- What you are asked to do -
Count every line that has "JSON" in it and give the total, nothing more.

** Begin Stored records **

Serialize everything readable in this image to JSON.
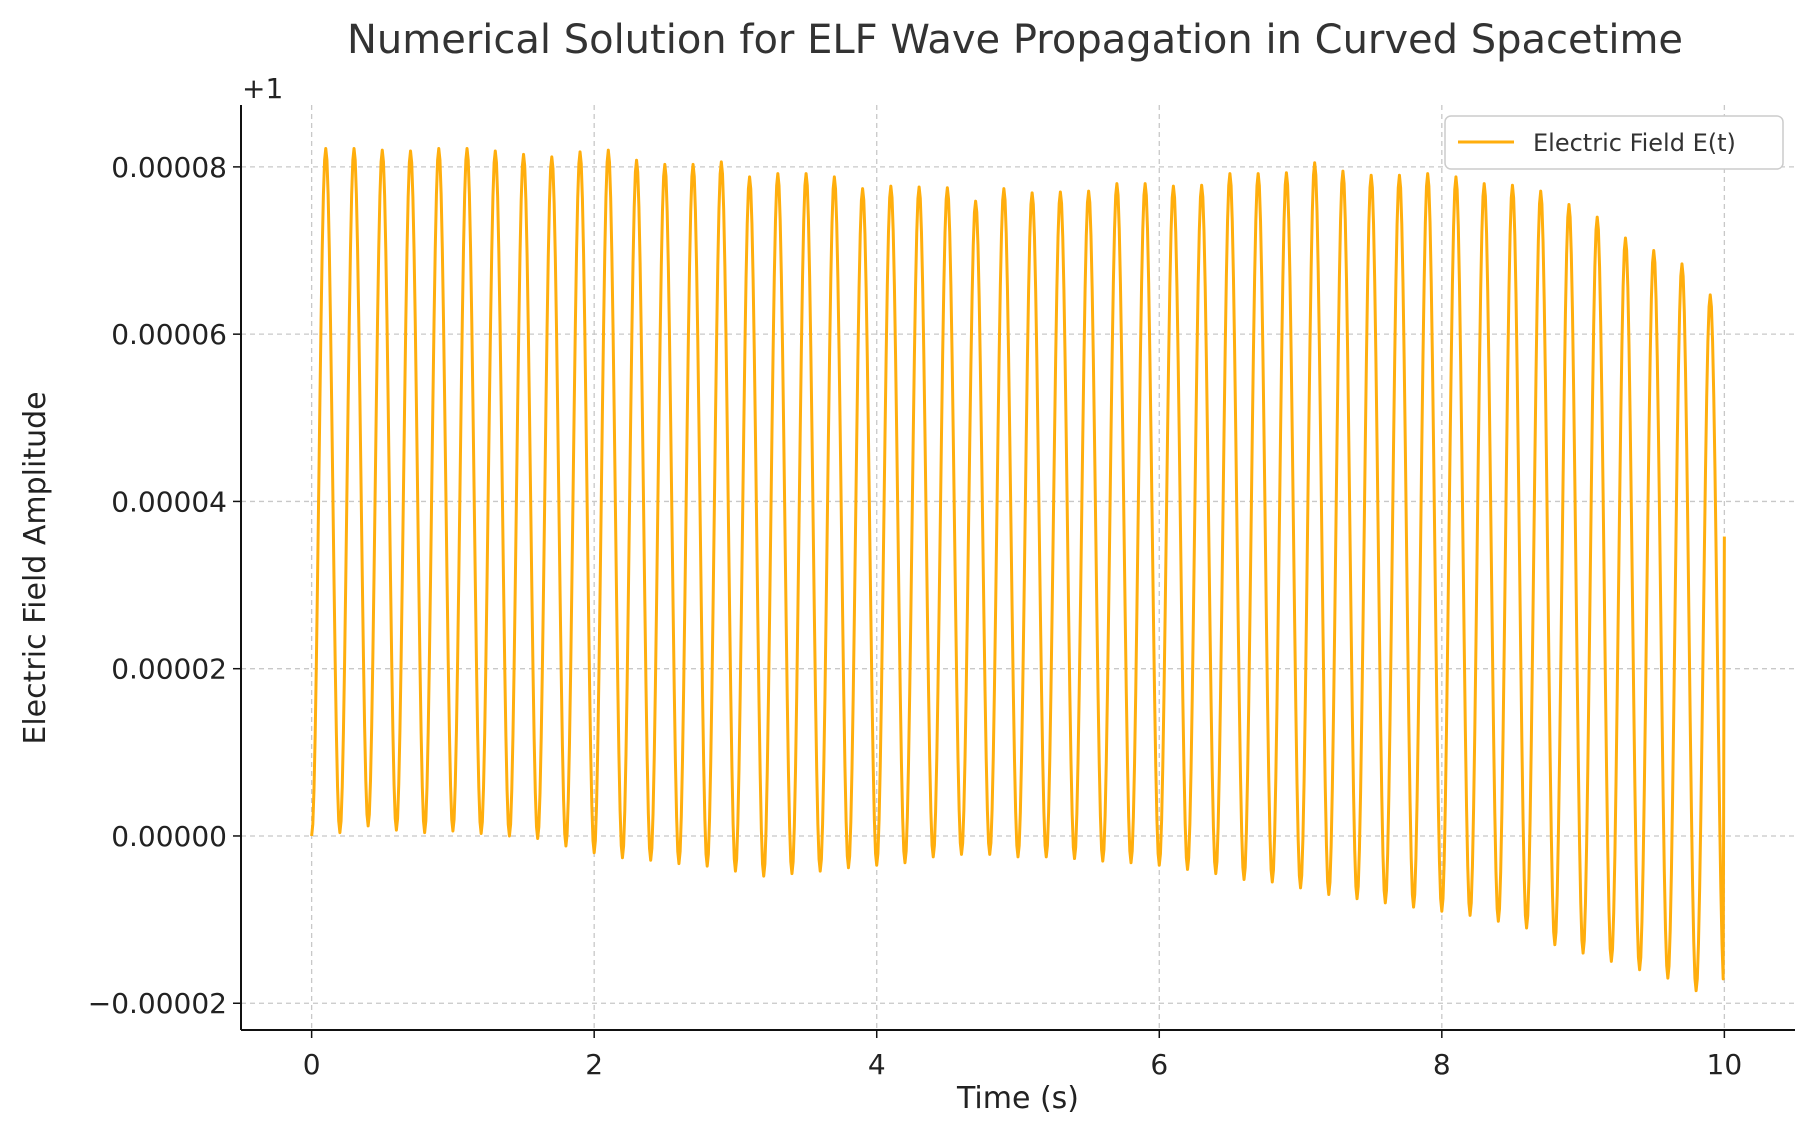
{
  "chart_data": {
    "type": "line",
    "title": "Numerical Solution for ELF Wave Propagation in Curved Spacetime",
    "xlabel": "Time (s)",
    "ylabel": "Electric Field Amplitude",
    "y_offset_label": "+1",
    "y_offset": 1,
    "xlim": [
      -0.5,
      10.5
    ],
    "ylim": [
      -2.32e-05,
      8.74e-05
    ],
    "x_ticks": [
      0,
      2,
      4,
      6,
      8,
      10
    ],
    "x_tick_labels": [
      "0",
      "2",
      "4",
      "6",
      "8",
      "10"
    ],
    "y_ticks": [
      -2e-05,
      0.0,
      2e-05,
      4e-05,
      6e-05,
      8e-05
    ],
    "y_tick_labels": [
      "−0.00002",
      "0.00000",
      "0.00002",
      "0.00004",
      "0.00006",
      "0.00008"
    ],
    "grid": true,
    "legend_position": "top-right",
    "series": [
      {
        "name": "Electric Field E(t)",
        "color": "#FFAE0D",
        "x_start": 0,
        "x_end": 10,
        "cycles": 50,
        "peaks": [
          8.22e-05,
          8.22e-05,
          8.2e-05,
          8.19e-05,
          8.22e-05,
          8.22e-05,
          8.19e-05,
          8.15e-05,
          8.12e-05,
          8.18e-05,
          8.2e-05,
          8.08e-05,
          8.03e-05,
          8.03e-05,
          8.06e-05,
          7.88e-05,
          7.92e-05,
          7.92e-05,
          7.88e-05,
          7.74e-05,
          7.77e-05,
          7.76e-05,
          7.75e-05,
          7.59e-05,
          7.74e-05,
          7.69e-05,
          7.7e-05,
          7.71e-05,
          7.8e-05,
          7.8e-05,
          7.77e-05,
          7.78e-05,
          7.92e-05,
          7.92e-05,
          7.93e-05,
          8.05e-05,
          7.95e-05,
          7.9e-05,
          7.9e-05,
          7.92e-05,
          7.88e-05,
          7.8e-05,
          7.78e-05,
          7.71e-05,
          7.55e-05,
          7.4e-05,
          7.15e-05,
          7e-05,
          6.84e-05,
          6.47e-05
        ],
        "troughs": [
          0.0,
          4e-07,
          1.2e-06,
          7e-07,
          4e-07,
          6e-07,
          3e-07,
          0.0,
          -3e-07,
          -1.2e-06,
          -2e-06,
          -2.6e-06,
          -2.9e-06,
          -3.3e-06,
          -3.6e-06,
          -4.2e-06,
          -4.8e-06,
          -4.5e-06,
          -4.2e-06,
          -3.8e-06,
          -3.5e-06,
          -3.2e-06,
          -2.5e-06,
          -2.2e-06,
          -2.2e-06,
          -2.5e-06,
          -2.5e-06,
          -2.7e-06,
          -3e-06,
          -3.2e-06,
          -3.5e-06,
          -4e-06,
          -4.5e-06,
          -5.2e-06,
          -5.5e-06,
          -6.2e-06,
          -7e-06,
          -7.5e-06,
          -8e-06,
          -8.5e-06,
          -9e-06,
          -9.5e-06,
          -1.02e-05,
          -1.1e-05,
          -1.3e-05,
          -1.4e-05,
          -1.5e-05,
          -1.6e-05,
          -1.7e-05,
          -1.85e-05
        ],
        "end_value": 3.58e-05
      }
    ]
  }
}
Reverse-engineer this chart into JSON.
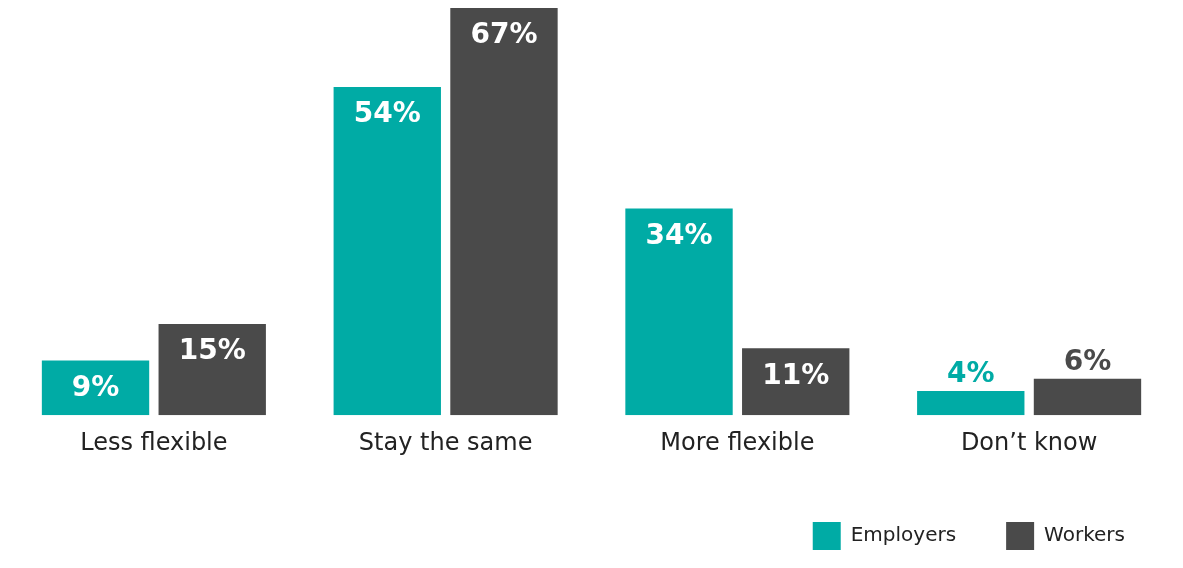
{
  "chart_data": {
    "type": "bar",
    "categories": [
      "Less flexible",
      "Stay the same",
      "More flexible",
      "Don’t know"
    ],
    "series": [
      {
        "name": "Employers",
        "color": "#00aba5",
        "values": [
          9,
          54,
          34,
          4
        ],
        "value_labels": [
          "9%",
          "54%",
          "34%",
          "4%"
        ]
      },
      {
        "name": "Workers",
        "color": "#4a4a4a",
        "values": [
          15,
          67,
          11,
          6
        ],
        "value_labels": [
          "15%",
          "67%",
          "11%",
          "6%"
        ]
      }
    ],
    "legend": "bottom right",
    "grid": false
  }
}
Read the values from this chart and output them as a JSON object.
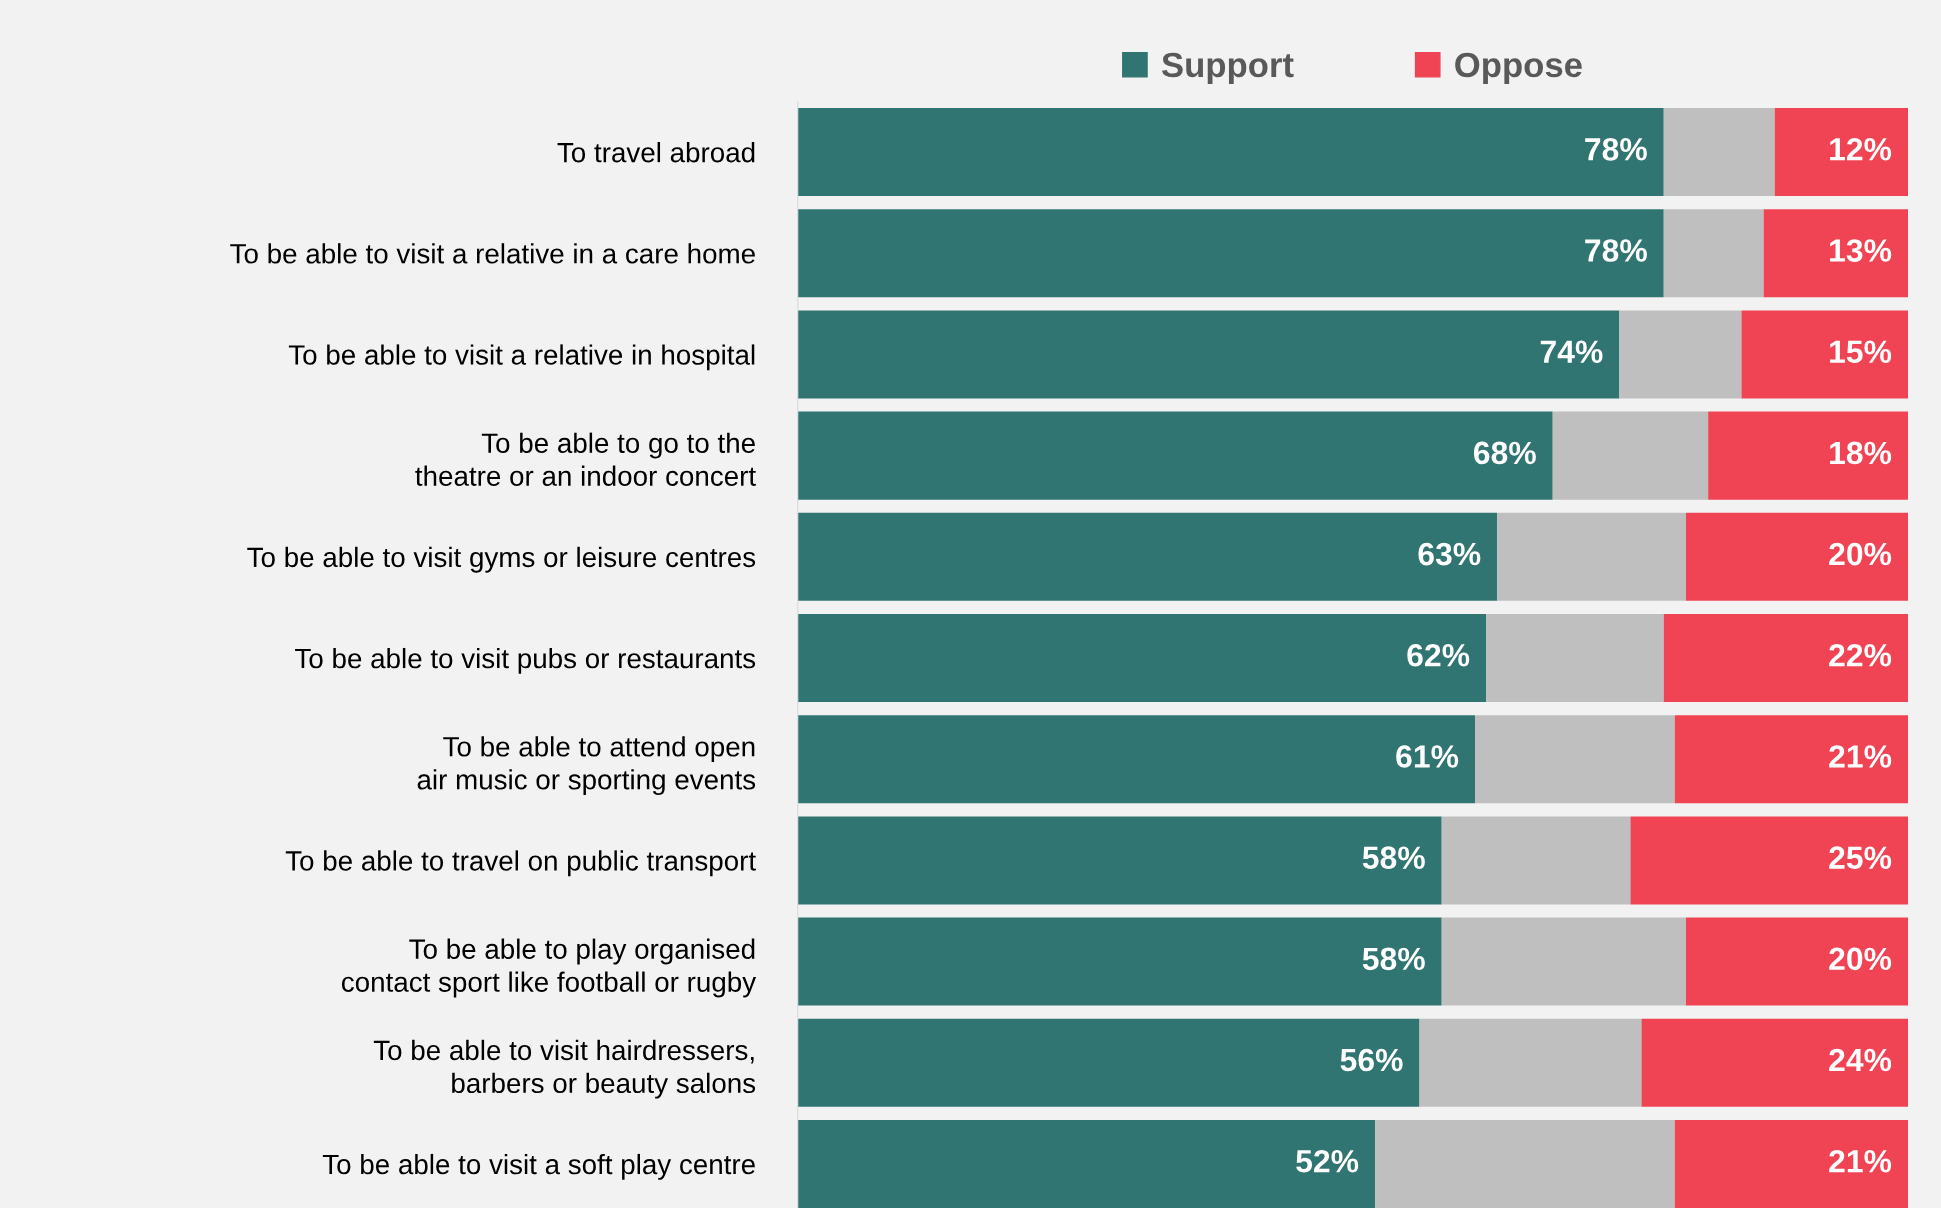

** End Stored records **

- Result for this exercise -
3